**YOUR GOAL**.
Locate and copy all lines bearing the word "title".

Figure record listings
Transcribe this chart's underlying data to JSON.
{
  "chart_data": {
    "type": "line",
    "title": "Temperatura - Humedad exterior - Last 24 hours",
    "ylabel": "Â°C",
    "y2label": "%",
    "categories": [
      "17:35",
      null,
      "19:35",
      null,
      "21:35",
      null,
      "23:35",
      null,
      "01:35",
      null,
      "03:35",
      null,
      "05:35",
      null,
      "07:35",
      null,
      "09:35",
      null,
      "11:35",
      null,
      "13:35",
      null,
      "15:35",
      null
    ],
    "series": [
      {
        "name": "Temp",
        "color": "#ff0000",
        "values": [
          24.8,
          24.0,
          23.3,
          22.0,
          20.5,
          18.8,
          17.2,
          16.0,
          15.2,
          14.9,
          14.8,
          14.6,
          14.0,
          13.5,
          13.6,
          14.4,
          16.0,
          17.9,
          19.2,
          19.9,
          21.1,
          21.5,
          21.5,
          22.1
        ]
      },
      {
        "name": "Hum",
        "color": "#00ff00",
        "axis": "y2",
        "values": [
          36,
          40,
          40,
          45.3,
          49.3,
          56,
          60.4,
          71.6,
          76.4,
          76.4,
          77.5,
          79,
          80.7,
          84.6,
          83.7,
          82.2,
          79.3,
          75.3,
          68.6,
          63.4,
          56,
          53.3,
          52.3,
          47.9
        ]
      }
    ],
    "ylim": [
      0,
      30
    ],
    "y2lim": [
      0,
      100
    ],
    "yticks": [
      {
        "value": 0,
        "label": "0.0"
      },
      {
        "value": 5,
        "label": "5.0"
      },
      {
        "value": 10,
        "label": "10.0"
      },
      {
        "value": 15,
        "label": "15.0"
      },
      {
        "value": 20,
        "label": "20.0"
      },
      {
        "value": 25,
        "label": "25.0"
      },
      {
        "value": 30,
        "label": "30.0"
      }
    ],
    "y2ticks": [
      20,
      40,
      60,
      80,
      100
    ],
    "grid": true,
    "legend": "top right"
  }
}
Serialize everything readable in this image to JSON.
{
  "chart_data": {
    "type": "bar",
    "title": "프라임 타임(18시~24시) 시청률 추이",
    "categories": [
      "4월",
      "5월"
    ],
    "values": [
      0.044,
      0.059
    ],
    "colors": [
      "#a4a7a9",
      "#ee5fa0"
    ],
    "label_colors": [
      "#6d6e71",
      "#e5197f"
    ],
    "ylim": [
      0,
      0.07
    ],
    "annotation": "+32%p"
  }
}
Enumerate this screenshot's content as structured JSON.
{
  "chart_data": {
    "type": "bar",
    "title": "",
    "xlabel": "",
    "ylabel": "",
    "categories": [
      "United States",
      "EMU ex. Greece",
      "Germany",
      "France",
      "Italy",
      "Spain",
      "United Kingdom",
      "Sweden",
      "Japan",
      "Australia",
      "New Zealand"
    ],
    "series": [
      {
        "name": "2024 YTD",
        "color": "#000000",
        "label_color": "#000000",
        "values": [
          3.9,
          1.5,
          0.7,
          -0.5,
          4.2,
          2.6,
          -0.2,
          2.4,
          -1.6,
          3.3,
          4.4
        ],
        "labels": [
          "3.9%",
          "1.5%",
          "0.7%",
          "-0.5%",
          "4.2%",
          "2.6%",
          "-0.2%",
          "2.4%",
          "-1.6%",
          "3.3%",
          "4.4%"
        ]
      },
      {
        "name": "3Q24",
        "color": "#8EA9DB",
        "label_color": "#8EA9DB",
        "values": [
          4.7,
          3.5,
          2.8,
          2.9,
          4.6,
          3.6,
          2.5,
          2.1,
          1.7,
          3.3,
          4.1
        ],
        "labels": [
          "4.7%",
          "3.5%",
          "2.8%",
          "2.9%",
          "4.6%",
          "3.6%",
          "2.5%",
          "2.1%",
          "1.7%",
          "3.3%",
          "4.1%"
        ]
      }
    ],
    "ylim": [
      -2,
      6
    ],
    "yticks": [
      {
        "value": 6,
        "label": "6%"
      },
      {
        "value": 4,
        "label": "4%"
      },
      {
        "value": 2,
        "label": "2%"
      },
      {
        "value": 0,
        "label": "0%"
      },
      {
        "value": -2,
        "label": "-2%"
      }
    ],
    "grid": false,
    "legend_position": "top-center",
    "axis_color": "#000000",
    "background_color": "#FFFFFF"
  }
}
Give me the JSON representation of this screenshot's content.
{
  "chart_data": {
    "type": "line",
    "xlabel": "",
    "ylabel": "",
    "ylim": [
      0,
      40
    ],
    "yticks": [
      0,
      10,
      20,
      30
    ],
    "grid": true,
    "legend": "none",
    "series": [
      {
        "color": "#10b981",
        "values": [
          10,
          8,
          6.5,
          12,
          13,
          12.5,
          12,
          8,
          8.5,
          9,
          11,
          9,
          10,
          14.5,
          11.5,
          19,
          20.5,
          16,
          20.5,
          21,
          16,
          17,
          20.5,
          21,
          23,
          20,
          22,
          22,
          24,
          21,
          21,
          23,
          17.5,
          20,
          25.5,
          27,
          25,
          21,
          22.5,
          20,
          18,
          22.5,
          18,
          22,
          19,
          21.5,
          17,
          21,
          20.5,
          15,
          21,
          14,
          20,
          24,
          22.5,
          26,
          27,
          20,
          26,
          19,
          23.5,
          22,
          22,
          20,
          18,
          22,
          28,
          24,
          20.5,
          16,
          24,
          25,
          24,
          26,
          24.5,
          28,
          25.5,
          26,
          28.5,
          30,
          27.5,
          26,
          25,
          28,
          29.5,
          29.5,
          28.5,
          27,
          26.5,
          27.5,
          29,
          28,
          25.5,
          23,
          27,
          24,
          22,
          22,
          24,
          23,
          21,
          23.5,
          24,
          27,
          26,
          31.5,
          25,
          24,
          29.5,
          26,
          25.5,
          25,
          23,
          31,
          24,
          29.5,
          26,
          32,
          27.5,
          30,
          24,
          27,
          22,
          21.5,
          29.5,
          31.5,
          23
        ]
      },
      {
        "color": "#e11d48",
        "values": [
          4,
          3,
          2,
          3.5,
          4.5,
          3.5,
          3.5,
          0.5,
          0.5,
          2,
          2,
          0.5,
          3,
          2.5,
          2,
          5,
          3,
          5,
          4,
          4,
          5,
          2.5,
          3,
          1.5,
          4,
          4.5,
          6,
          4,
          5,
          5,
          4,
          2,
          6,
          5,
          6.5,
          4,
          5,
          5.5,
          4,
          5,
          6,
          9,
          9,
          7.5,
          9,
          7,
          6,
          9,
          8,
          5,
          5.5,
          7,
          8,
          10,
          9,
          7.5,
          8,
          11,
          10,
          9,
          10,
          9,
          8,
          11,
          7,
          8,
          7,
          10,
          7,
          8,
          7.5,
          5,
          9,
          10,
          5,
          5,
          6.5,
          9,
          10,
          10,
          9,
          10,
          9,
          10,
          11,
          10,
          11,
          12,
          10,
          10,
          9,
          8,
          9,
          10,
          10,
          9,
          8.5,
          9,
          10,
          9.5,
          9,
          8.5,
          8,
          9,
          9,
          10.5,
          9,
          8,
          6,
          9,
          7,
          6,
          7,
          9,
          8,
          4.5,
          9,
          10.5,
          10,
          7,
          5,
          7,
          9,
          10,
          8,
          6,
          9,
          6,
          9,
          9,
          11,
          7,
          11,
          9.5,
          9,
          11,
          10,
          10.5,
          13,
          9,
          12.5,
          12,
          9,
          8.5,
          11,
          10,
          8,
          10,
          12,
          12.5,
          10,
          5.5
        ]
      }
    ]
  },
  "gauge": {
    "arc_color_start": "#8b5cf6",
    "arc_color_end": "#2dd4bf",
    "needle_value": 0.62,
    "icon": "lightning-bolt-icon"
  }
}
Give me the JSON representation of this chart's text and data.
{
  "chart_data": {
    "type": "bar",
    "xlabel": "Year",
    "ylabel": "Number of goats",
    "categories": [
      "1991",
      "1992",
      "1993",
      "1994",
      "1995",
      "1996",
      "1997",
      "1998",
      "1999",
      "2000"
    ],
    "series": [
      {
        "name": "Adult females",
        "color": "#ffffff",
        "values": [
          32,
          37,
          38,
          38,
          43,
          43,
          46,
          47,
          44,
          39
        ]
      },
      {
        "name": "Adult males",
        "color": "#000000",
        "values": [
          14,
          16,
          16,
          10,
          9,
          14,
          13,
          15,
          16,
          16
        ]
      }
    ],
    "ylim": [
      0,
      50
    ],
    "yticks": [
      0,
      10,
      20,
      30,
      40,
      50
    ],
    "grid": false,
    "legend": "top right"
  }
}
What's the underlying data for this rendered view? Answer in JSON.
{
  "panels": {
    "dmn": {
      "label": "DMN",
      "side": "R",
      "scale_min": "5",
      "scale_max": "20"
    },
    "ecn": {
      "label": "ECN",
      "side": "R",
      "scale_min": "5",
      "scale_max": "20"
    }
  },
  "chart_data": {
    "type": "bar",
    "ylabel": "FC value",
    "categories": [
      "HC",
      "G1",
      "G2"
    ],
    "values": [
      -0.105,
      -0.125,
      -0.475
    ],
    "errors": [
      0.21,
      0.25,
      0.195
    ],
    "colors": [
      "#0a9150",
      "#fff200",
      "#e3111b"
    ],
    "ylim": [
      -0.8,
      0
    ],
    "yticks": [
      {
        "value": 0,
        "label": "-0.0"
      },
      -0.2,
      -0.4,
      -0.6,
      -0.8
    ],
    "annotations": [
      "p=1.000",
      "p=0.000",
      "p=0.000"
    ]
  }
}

**FULL RESPONSE**.
    "title": "Temperatura - Humedad exterior - Last 24 hours",
    "title": "프라임 타임(18시~24시) 시청률 추이",
    "title": "",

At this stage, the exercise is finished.